WORK REQUIRED - Make an exact copy of the data below, leaving out every picture.

EXERCISE INPUT -
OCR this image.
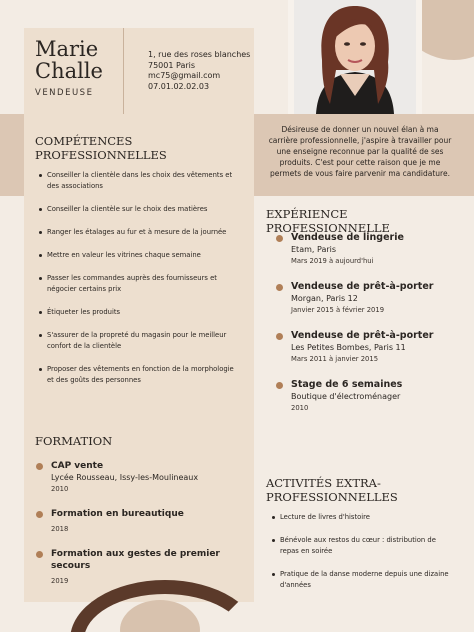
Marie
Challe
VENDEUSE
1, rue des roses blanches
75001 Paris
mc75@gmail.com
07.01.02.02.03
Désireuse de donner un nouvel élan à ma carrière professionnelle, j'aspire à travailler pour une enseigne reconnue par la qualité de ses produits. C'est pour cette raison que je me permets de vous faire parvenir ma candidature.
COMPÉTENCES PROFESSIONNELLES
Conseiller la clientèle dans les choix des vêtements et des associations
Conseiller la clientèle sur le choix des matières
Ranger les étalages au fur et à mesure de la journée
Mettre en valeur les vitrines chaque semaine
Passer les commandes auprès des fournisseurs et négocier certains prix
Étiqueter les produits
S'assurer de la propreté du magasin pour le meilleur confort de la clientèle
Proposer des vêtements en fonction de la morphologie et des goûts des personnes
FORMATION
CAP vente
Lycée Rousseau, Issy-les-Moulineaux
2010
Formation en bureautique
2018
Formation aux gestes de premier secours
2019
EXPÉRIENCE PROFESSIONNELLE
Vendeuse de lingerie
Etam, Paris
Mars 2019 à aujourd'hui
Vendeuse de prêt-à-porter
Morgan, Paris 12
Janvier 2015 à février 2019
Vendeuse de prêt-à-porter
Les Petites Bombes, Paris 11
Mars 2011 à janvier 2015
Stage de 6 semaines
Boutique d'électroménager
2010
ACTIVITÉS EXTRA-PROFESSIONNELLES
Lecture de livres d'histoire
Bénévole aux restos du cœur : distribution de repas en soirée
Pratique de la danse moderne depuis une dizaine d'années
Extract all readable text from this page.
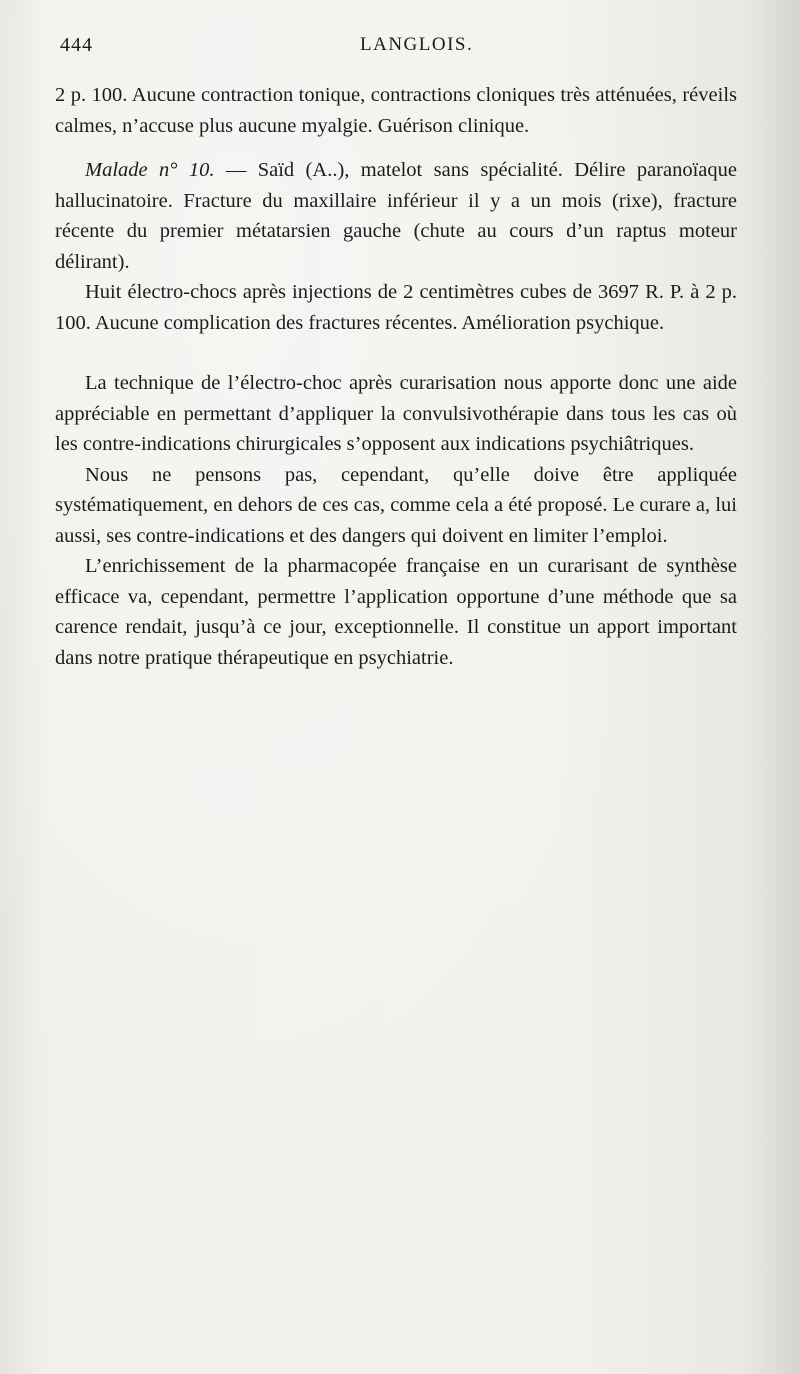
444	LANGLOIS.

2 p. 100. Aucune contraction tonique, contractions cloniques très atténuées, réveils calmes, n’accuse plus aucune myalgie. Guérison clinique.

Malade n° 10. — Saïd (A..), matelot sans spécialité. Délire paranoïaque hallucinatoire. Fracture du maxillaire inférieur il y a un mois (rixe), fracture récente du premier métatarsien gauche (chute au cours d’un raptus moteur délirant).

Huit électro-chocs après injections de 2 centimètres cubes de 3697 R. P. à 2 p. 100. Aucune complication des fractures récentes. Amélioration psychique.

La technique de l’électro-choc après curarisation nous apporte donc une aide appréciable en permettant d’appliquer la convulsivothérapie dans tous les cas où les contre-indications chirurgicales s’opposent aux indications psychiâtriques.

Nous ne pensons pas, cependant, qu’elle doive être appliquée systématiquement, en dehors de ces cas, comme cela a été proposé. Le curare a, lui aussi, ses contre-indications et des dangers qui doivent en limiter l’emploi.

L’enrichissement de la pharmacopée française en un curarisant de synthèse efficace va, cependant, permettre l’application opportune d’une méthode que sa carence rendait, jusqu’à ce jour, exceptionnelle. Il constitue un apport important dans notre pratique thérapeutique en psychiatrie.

COMPLETE OUTPUT -
OCR this image.
Marie
Challe
VENDEUSE
1, rue des roses blanches
75001 Paris
mc75@gmail.com
07.01.02.02.03
Désireuse de donner un nouvel élan à ma carrière professionnelle, j'aspire à travailler pour une enseigne reconnue par la qualité de ses produits. C'est pour cette raison que je me permets de vous faire parvenir ma candidature.
COMPÉTENCES PROFESSIONNELLES
Conseiller la clientèle dans les choix des vêtements et des associations
Conseiller la clientèle sur le choix des matières
Ranger les étalages au fur et à mesure de la journée
Mettre en valeur les vitrines chaque semaine
Passer les commandes auprès des fournisseurs et négocier certains prix
Étiqueter les produits
S'assurer de la propreté du magasin pour le meilleur confort de la clientèle
Proposer des vêtements en fonction de la morphologie et des goûts des personnes
FORMATION
CAP vente
Lycée Rousseau, Issy-les-Moulineaux
2010
Formation en bureautique
2018
Formation aux gestes de premier secours
2019
EXPÉRIENCE PROFESSIONNELLE
Vendeuse de lingerie
Etam, Paris
Mars 2019 à aujourd'hui
Vendeuse de prêt-à-porter
Morgan, Paris 12
Janvier 2015 à février 2019
Vendeuse de prêt-à-porter
Les Petites Bombes, Paris 11
Mars 2011 à janvier 2015
Stage de 6 semaines
Boutique d'électroménager
2010
ACTIVITÉS EXTRA-PROFESSIONNELLES
Lecture de livres d'histoire
Bénévole aux restos du cœur : distribution de repas en soirée
Pratique de la danse moderne depuis une dizaine d'années
Extract all readable text from this page.
444	LANGLOIS.

2 p. 100. Aucune contraction tonique, contractions cloniques très atténuées, réveils calmes, n’accuse plus aucune myalgie. Guérison clinique.

Malade n° 10. — Saïd (A..), matelot sans spécialité. Délire paranoïaque hallucinatoire. Fracture du maxillaire inférieur il y a un mois (rixe), fracture récente du premier métatarsien gauche (chute au cours d’un raptus moteur délirant).

Huit électro-chocs après injections de 2 centimètres cubes de 3697 R. P. à 2 p. 100. Aucune complication des fractures récentes. Amélioration psychique.

La technique de l’électro-choc après curarisation nous apporte donc une aide appréciable en permettant d’appliquer la convulsivothérapie dans tous les cas où les contre-indications chirurgicales s’opposent aux indications psychiâtriques.

Nous ne pensons pas, cependant, qu’elle doive être appliquée systématiquement, en dehors de ces cas, comme cela a été proposé. Le curare a, lui aussi, ses contre-indications et des dangers qui doivent en limiter l’emploi.

L’enrichissement de la pharmacopée française en un curarisant de synthèse efficace va, cependant, permettre l’application opportune d’une méthode que sa carence rendait, jusqu’à ce jour, exceptionnelle. Il constitue un apport important dans notre pratique thérapeutique en psychiatrie.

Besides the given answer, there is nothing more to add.